### Aim
Give the count of lines holding the string "page" and nothing else.

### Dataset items
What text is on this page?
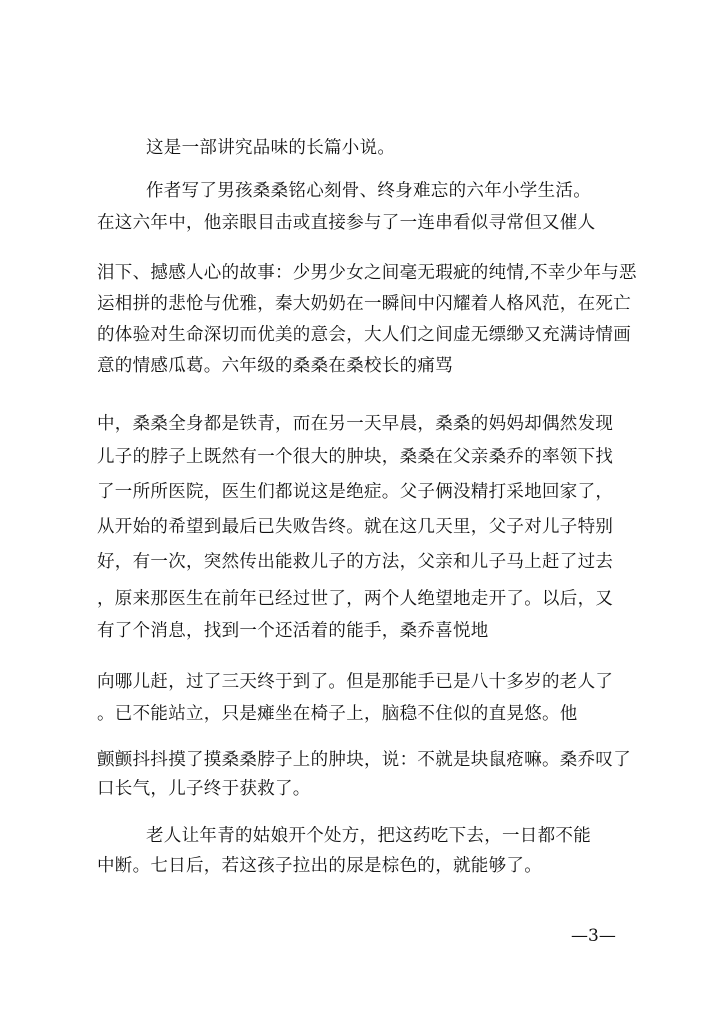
这是一部讲究品味的长篇小说。
作者写了男孩桑桑铭心刻骨、终身难忘的六年小学生活。
在这六年中，他亲眼目击或直接参与了一连串看似寻常但又催人
泪下、撼感人心的故事：少男少女之间毫无瑕疵的纯情,不幸少年与恶
运相拼的悲怆与优雅，秦大奶奶在一瞬间中闪耀着人格风范，在死亡
的体验对生命深切而优美的意会，大人们之间虚无缥缈又充满诗情画
意的情感瓜葛。六年级的桑桑在桑校长的痛骂
中，桑桑全身都是铁青，而在另一天早晨，桑桑的妈妈却偶然发现
儿子的脖子上既然有一个很大的肿块，桑桑在父亲桑乔的率领下找
了一所所医院，医生们都说这是绝症。父子俩没精打采地回家了，
从开始的希望到最后已失败告终。就在这几天里，父子对儿子特别
好，有一次，突然传出能救儿子的方法，父亲和儿子马上赶了过去
，原来那医生在前年已经过世了，两个人绝望地走开了。以后，又
有了个消息，找到一个还活着的能手，桑乔喜悦地
向哪儿赶，过了三天终于到了。但是那能手已是八十多岁的老人了
。已不能站立，只是瘫坐在椅子上，脑稳不住似的直晃悠。他
颤颤抖抖摸了摸桑桑脖子上的肿块，说：不就是块鼠疮嘛。桑乔叹了
口长气，儿子终于获救了。
老人让年青的姑娘开个处方，把这药吃下去，一日都不能
中断。七日后，若这孩子拉出的尿是棕色的，就能够了。
—3—
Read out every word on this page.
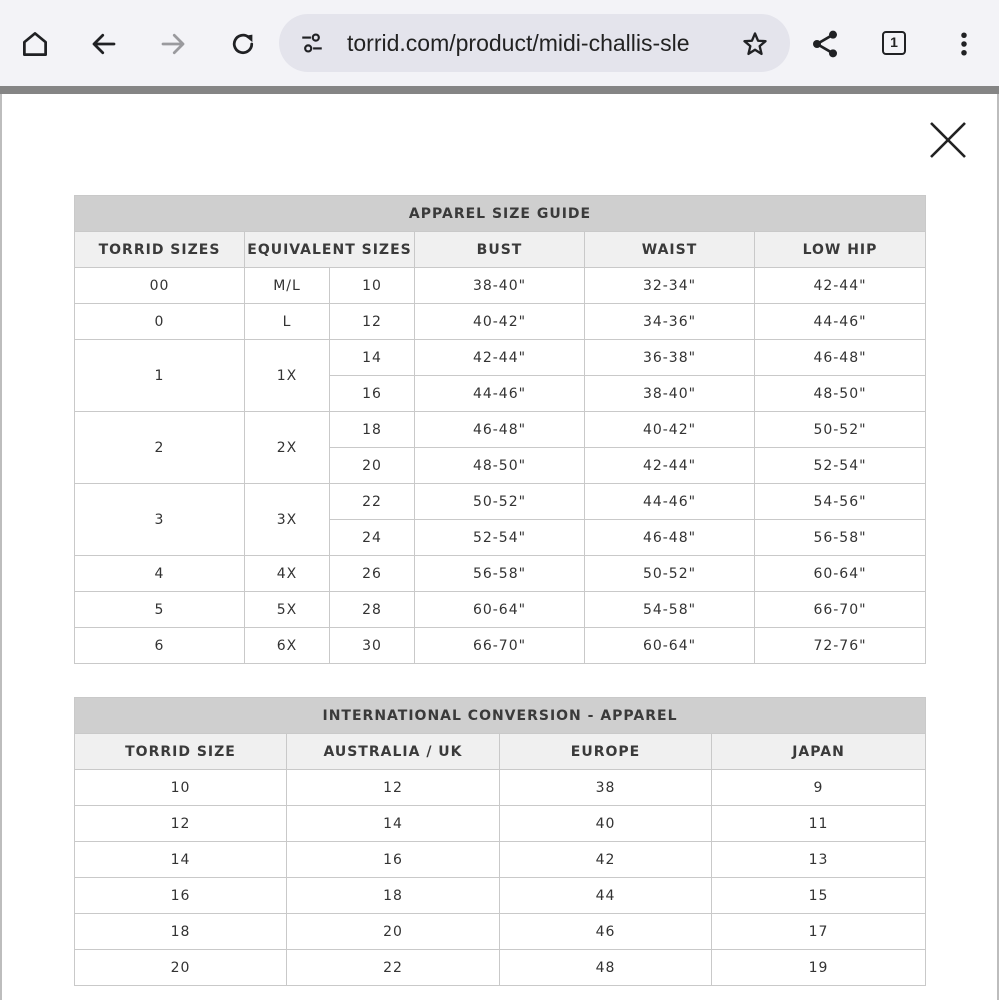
torrid.com/product/midi-challis-sle	1
APPAREL SIZE GUIDE					
TORRID SIZES	EQUIVALENT SIZES		BUST	WAIST	LOW HIP
00	M/L	10	38-40"	32-34"	42-44"
0	L	12	40-42"	34-36"	44-46"
1	1X	14	42-44"	36-38"	46-48"
		16	44-46"	38-40"	48-50"
2	2X	18	46-48"	40-42"	50-52"
		20	48-50"	42-44"	52-54"
3	3X	22	50-52"	44-46"	54-56"
		24	52-54"	46-48"	56-58"
4	4X	26	56-58"	50-52"	60-64"
5	5X	28	60-64"	54-58"	66-70"
6	6X	30	66-70"	60-64"	72-76"
INTERNATIONAL CONVERSION - APPAREL			
TORRID SIZE	AUSTRALIA / UK	EUROPE	JAPAN
10	12	38	9
12	14	40	11
14	16	42	13
16	18	44	15
18	20	46	17
20	22	48	19
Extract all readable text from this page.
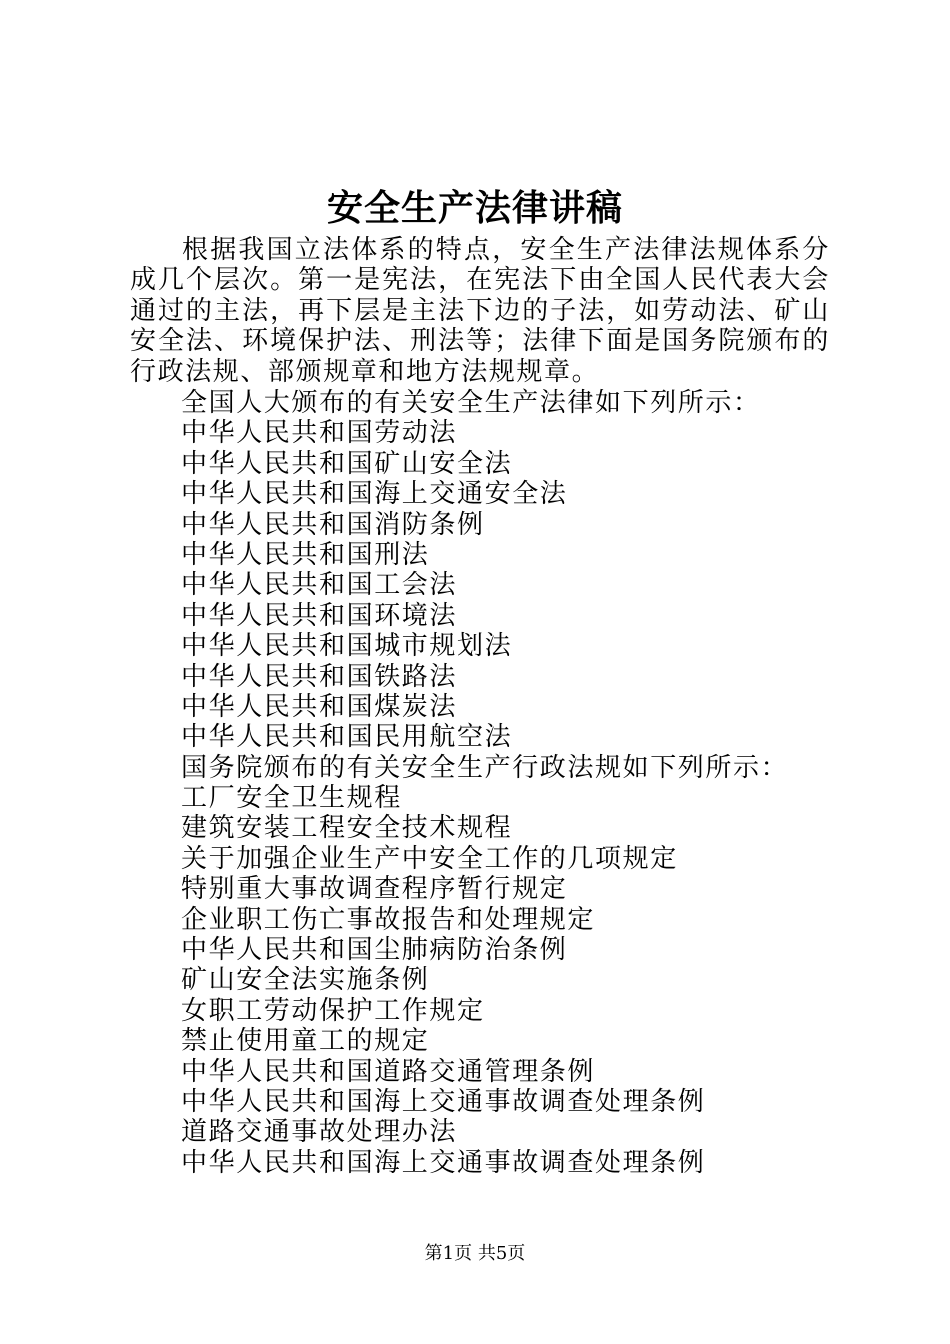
安全生产法律讲稿

根据我国立法体系的特点，安全生产法律法规体系分成几个层次。第一是宪法，在宪法下由全国人民代表大会通过的主法，再下层是主法下边的子法，如劳动法、矿山安全法、环境保护法、刑法等；法律下面是国务院颁布的行政法规、部颁规章和地方法规规章。

全国人大颁布的有关安全生产法律如下列所示：
中华人民共和国劳动法
中华人民共和国矿山安全法
中华人民共和国海上交通安全法
中华人民共和国消防条例
中华人民共和国刑法
中华人民共和国工会法
中华人民共和国环境法
中华人民共和国城市规划法
中华人民共和国铁路法
中华人民共和国煤炭法
中华人民共和国民用航空法
国务院颁布的有关安全生产行政法规如下列所示：
工厂安全卫生规程
建筑安装工程安全技术规程
关于加强企业生产中安全工作的几项规定
特别重大事故调查程序暂行规定
企业职工伤亡事故报告和处理规定
中华人民共和国尘肺病防治条例
矿山安全法实施条例
女职工劳动保护工作规定
禁止使用童工的规定
中华人民共和国道路交通管理条例
中华人民共和国海上交通事故调查处理条例
道路交通事故处理办法
中华人民共和国海上交通事故调查处理条例
第1页 共5页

### Completed exercise
3